◆ **EXERCISE GOAL**
Without the images, print all the entries below exactly as given.

◆ **RECORDS SUPPLIED**

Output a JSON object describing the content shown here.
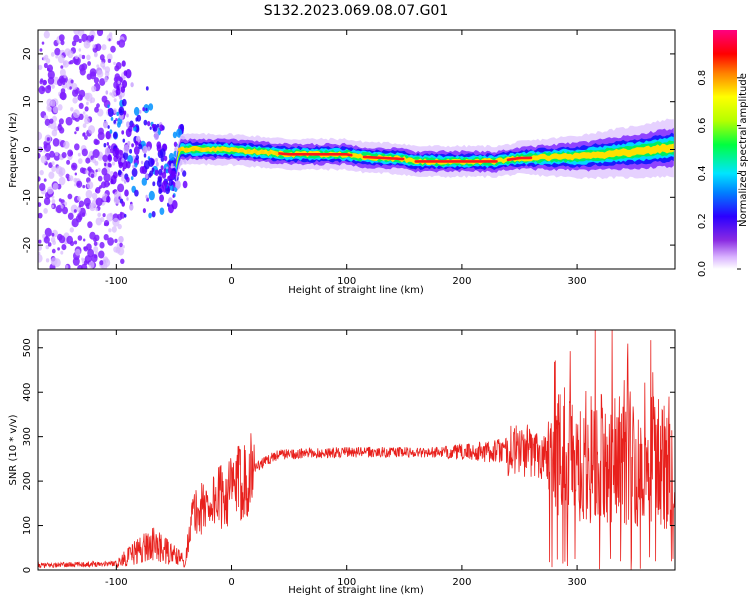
{
  "title": "S132.2023.069.08.07.G01",
  "colors": {
    "snr_line": "#e8201c",
    "axis": "#000000",
    "background": "#ffffff"
  },
  "chart_data": [
    {
      "type": "heatmap",
      "xlabel": "Height of straight line (km)",
      "ylabel": "Frequency (Hz)",
      "xlim": [
        -168,
        385
      ],
      "ylim": [
        -25,
        25
      ],
      "x_ticks": [
        -100,
        0,
        100,
        200,
        300
      ],
      "y_ticks": [
        -20,
        -10,
        0,
        10,
        20
      ],
      "colorbar": {
        "label": "Normalized spectral amplitude",
        "range": [
          0,
          1
        ],
        "ticks": [
          0.0,
          0.2,
          0.4,
          0.6,
          0.8
        ],
        "colormap": "rainbow (purple-blue-cyan-green-yellow-orange-red-magenta)"
      },
      "ridge_frequency": [
        {
          "x": -110,
          "y": 0.5
        },
        {
          "x": -80,
          "y": 0.0
        },
        {
          "x": -60,
          "y": -3.0
        },
        {
          "x": -50,
          "y": -6.0
        },
        {
          "x": -45,
          "y": 0.0
        },
        {
          "x": -20,
          "y": 0.0
        },
        {
          "x": 0,
          "y": 0.0
        },
        {
          "x": 50,
          "y": -1.0
        },
        {
          "x": 100,
          "y": -1.0
        },
        {
          "x": 110,
          "y": -1.5
        },
        {
          "x": 150,
          "y": -2.0
        },
        {
          "x": 160,
          "y": -2.5
        },
        {
          "x": 230,
          "y": -2.5
        },
        {
          "x": 250,
          "y": -1.8
        },
        {
          "x": 300,
          "y": -1.5
        },
        {
          "x": 350,
          "y": -0.5
        },
        {
          "x": 385,
          "y": 0.5
        }
      ]
    },
    {
      "type": "line",
      "xlabel": "Height of straight line (km)",
      "ylabel": "SNR (10 * v/v)",
      "xlim": [
        -168,
        385
      ],
      "ylim": [
        0,
        540
      ],
      "x_ticks": [
        -100,
        0,
        100,
        200,
        300
      ],
      "y_ticks": [
        0,
        100,
        200,
        300,
        400,
        500
      ],
      "series": [
        {
          "values_envelope": [
            {
              "x": -168,
              "y": 10
            },
            {
              "x": -100,
              "y": 15
            },
            {
              "x": -90,
              "y": 30
            },
            {
              "x": -70,
              "y": 60
            },
            {
              "x": -55,
              "y": 40
            },
            {
              "x": -40,
              "y": 20
            },
            {
              "x": -35,
              "y": 120
            },
            {
              "x": -20,
              "y": 150
            },
            {
              "x": 0,
              "y": 180
            },
            {
              "x": 20,
              "y": 230
            },
            {
              "x": 40,
              "y": 260
            },
            {
              "x": 100,
              "y": 265
            },
            {
              "x": 200,
              "y": 265
            },
            {
              "x": 250,
              "y": 270
            },
            {
              "x": 280,
              "y": 260
            },
            {
              "x": 320,
              "y": 250
            },
            {
              "x": 385,
              "y": 240
            }
          ]
        }
      ]
    }
  ]
}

◆ **ANSWER IN FULL**
Output a JSON object describing the content shown here.
{
  "title": "S132.2023.069.08.07.G01",
  "colors": {
    "snr_line": "#e8201c",
    "axis": "#000000",
    "background": "#ffffff"
  },
  "chart_data": [
    {
      "type": "heatmap",
      "xlabel": "Height of straight line (km)",
      "ylabel": "Frequency (Hz)",
      "xlim": [
        -168,
        385
      ],
      "ylim": [
        -25,
        25
      ],
      "x_ticks": [
        -100,
        0,
        100,
        200,
        300
      ],
      "y_ticks": [
        -20,
        -10,
        0,
        10,
        20
      ],
      "colorbar": {
        "label": "Normalized spectral amplitude",
        "range": [
          0,
          1
        ],
        "ticks": [
          0.0,
          0.2,
          0.4,
          0.6,
          0.8
        ],
        "colormap": "rainbow (purple-blue-cyan-green-yellow-orange-red-magenta)"
      },
      "ridge_frequency": [
        {
          "x": -110,
          "y": 0.5
        },
        {
          "x": -80,
          "y": 0.0
        },
        {
          "x": -60,
          "y": -3.0
        },
        {
          "x": -50,
          "y": -6.0
        },
        {
          "x": -45,
          "y": 0.0
        },
        {
          "x": -20,
          "y": 0.0
        },
        {
          "x": 0,
          "y": 0.0
        },
        {
          "x": 50,
          "y": -1.0
        },
        {
          "x": 100,
          "y": -1.0
        },
        {
          "x": 110,
          "y": -1.5
        },
        {
          "x": 150,
          "y": -2.0
        },
        {
          "x": 160,
          "y": -2.5
        },
        {
          "x": 230,
          "y": -2.5
        },
        {
          "x": 250,
          "y": -1.8
        },
        {
          "x": 300,
          "y": -1.5
        },
        {
          "x": 350,
          "y": -0.5
        },
        {
          "x": 385,
          "y": 0.5
        }
      ]
    },
    {
      "type": "line",
      "xlabel": "Height of straight line (km)",
      "ylabel": "SNR (10 * v/v)",
      "xlim": [
        -168,
        385
      ],
      "ylim": [
        0,
        540
      ],
      "x_ticks": [
        -100,
        0,
        100,
        200,
        300
      ],
      "y_ticks": [
        0,
        100,
        200,
        300,
        400,
        500
      ],
      "series": [
        {
          "values_envelope": [
            {
              "x": -168,
              "y": 10
            },
            {
              "x": -100,
              "y": 15
            },
            {
              "x": -90,
              "y": 30
            },
            {
              "x": -70,
              "y": 60
            },
            {
              "x": -55,
              "y": 40
            },
            {
              "x": -40,
              "y": 20
            },
            {
              "x": -35,
              "y": 120
            },
            {
              "x": -20,
              "y": 150
            },
            {
              "x": 0,
              "y": 180
            },
            {
              "x": 20,
              "y": 230
            },
            {
              "x": 40,
              "y": 260
            },
            {
              "x": 100,
              "y": 265
            },
            {
              "x": 200,
              "y": 265
            },
            {
              "x": 250,
              "y": 270
            },
            {
              "x": 280,
              "y": 260
            },
            {
              "x": 320,
              "y": 250
            },
            {
              "x": 385,
              "y": 240
            }
          ]
        }
      ]
    }
  ]
}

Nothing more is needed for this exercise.